#### Provided data
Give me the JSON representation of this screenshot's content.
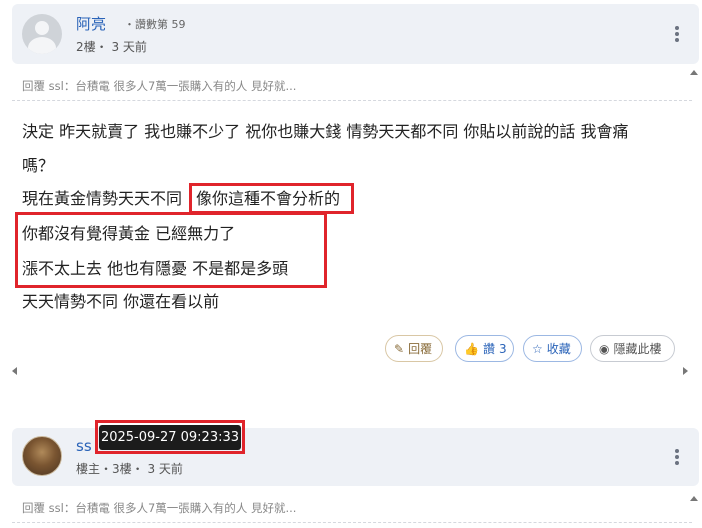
{
  "post1": {
    "username": "阿亮",
    "user_extra": "・讚數第 59",
    "meta": "2樓・ 3 天前",
    "quote": "回覆 ssl：台積電 很多人7萬一張購入有的人 見好就...",
    "body": {
      "line1": "決定 昨天就賣了  我也賺不少了 祝你也賺大錢 情勢天天都不同 你貼以前說的話 我會痛",
      "line2": "嗎？",
      "line3a": "現在黃金情勢天天不同",
      "line3b": "像你這種不會分析的",
      "line4": "你都沒有覺得黃金 已經無力了",
      "line5": "漲不太上去 他也有隱憂 不是都是多頭",
      "line6": "天天情勢不同 你還在看以前"
    },
    "actions": {
      "reply": "回覆",
      "like": "讚",
      "like_count": "3",
      "favorite": "收藏",
      "hide": "隱藏此樓"
    }
  },
  "post2": {
    "username": "ss",
    "meta": "樓主・3樓・ 3 天前",
    "quote": "回覆 ssl：台積電 很多人7萬一張購入有的人 見好就...",
    "tooltip": "2025-09-27 09:23:33"
  },
  "colors": {
    "highlight_box": "#e0242b",
    "username": "#2a63b8",
    "header_bg": "#eef1f6"
  }
}
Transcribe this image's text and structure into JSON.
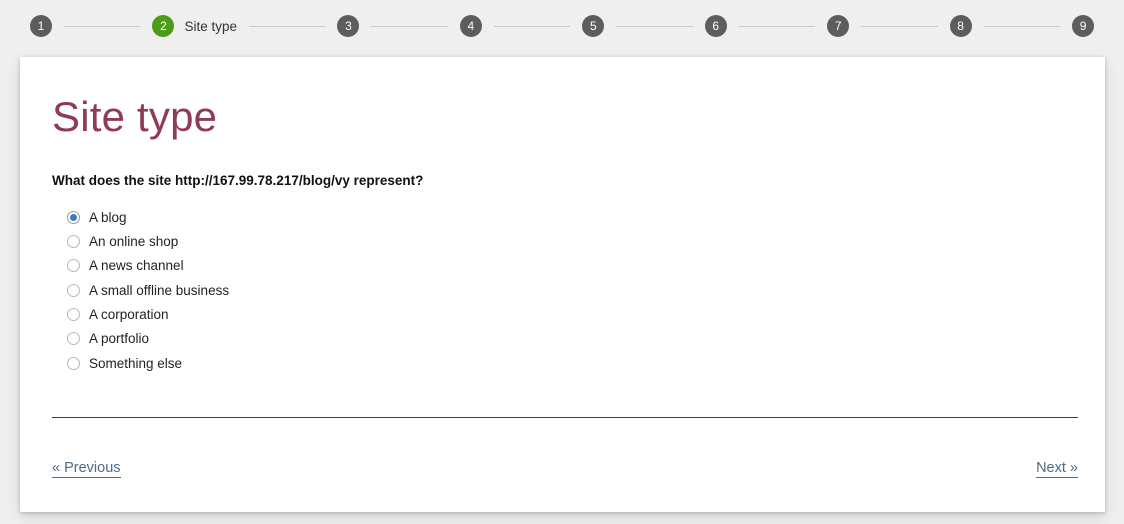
{
  "stepbar": {
    "steps": [
      {
        "number": "1",
        "label": "",
        "state": "pending"
      },
      {
        "number": "2",
        "label": "Site type",
        "state": "active"
      },
      {
        "number": "3",
        "label": "",
        "state": "pending"
      },
      {
        "number": "4",
        "label": "",
        "state": "pending"
      },
      {
        "number": "5",
        "label": "",
        "state": "pending"
      },
      {
        "number": "6",
        "label": "",
        "state": "pending"
      },
      {
        "number": "7",
        "label": "",
        "state": "pending"
      },
      {
        "number": "8",
        "label": "",
        "state": "pending"
      },
      {
        "number": "9",
        "label": "",
        "state": "pending"
      }
    ],
    "active_color": "#4b9c17",
    "pending_color": "#5d5d5d"
  },
  "main": {
    "title": "Site type",
    "title_color": "#8e3a5b",
    "question": "What does the site http://167.99.78.217/blog/vy represent?",
    "options": [
      {
        "label": "A blog",
        "selected": true
      },
      {
        "label": "An online shop",
        "selected": false
      },
      {
        "label": "A news channel",
        "selected": false
      },
      {
        "label": "A small offline business",
        "selected": false
      },
      {
        "label": "A corporation",
        "selected": false
      },
      {
        "label": "A portfolio",
        "selected": false
      },
      {
        "label": "Something else",
        "selected": false
      }
    ],
    "selected_radio_color": "#3a7ab5",
    "divider_color": "#5f2c44"
  },
  "footer": {
    "previous_label": "« Previous",
    "next_label": "Next »",
    "link_color": "#4b6b88"
  }
}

#### Given problem
Repeat the data exactly in full, omitting its pictures.

#### Exercise solution
Give me the JSON representation of this screenshot's content.
{
  "post1": {
    "username": "阿亮",
    "user_extra": "・讚數第 59",
    "meta": "2樓・ 3 天前",
    "quote": "回覆 ssl：台積電 很多人7萬一張購入有的人 見好就...",
    "body": {
      "line1": "決定 昨天就賣了  我也賺不少了 祝你也賺大錢 情勢天天都不同 你貼以前說的話 我會痛",
      "line2": "嗎？",
      "line3a": "現在黃金情勢天天不同",
      "line3b": "像你這種不會分析的",
      "line4": "你都沒有覺得黃金 已經無力了",
      "line5": "漲不太上去 他也有隱憂 不是都是多頭",
      "line6": "天天情勢不同 你還在看以前"
    },
    "actions": {
      "reply": "回覆",
      "like": "讚",
      "like_count": "3",
      "favorite": "收藏",
      "hide": "隱藏此樓"
    }
  },
  "post2": {
    "username": "ss",
    "meta": "樓主・3樓・ 3 天前",
    "quote": "回覆 ssl：台積電 很多人7萬一張購入有的人 見好就...",
    "tooltip": "2025-09-27 09:23:33"
  },
  "colors": {
    "highlight_box": "#e0242b",
    "username": "#2a63b8",
    "header_bg": "#eef1f6"
  }
}
Transcribe this image's text and structure into JSON.
{
  "stepbar": {
    "steps": [
      {
        "number": "1",
        "label": "",
        "state": "pending"
      },
      {
        "number": "2",
        "label": "Site type",
        "state": "active"
      },
      {
        "number": "3",
        "label": "",
        "state": "pending"
      },
      {
        "number": "4",
        "label": "",
        "state": "pending"
      },
      {
        "number": "5",
        "label": "",
        "state": "pending"
      },
      {
        "number": "6",
        "label": "",
        "state": "pending"
      },
      {
        "number": "7",
        "label": "",
        "state": "pending"
      },
      {
        "number": "8",
        "label": "",
        "state": "pending"
      },
      {
        "number": "9",
        "label": "",
        "state": "pending"
      }
    ],
    "active_color": "#4b9c17",
    "pending_color": "#5d5d5d"
  },
  "main": {
    "title": "Site type",
    "title_color": "#8e3a5b",
    "question": "What does the site http://167.99.78.217/blog/vy represent?",
    "options": [
      {
        "label": "A blog",
        "selected": true
      },
      {
        "label": "An online shop",
        "selected": false
      },
      {
        "label": "A news channel",
        "selected": false
      },
      {
        "label": "A small offline business",
        "selected": false
      },
      {
        "label": "A corporation",
        "selected": false
      },
      {
        "label": "A portfolio",
        "selected": false
      },
      {
        "label": "Something else",
        "selected": false
      }
    ],
    "selected_radio_color": "#3a7ab5",
    "divider_color": "#5f2c44"
  },
  "footer": {
    "previous_label": "« Previous",
    "next_label": "Next »",
    "link_color": "#4b6b88"
  }
}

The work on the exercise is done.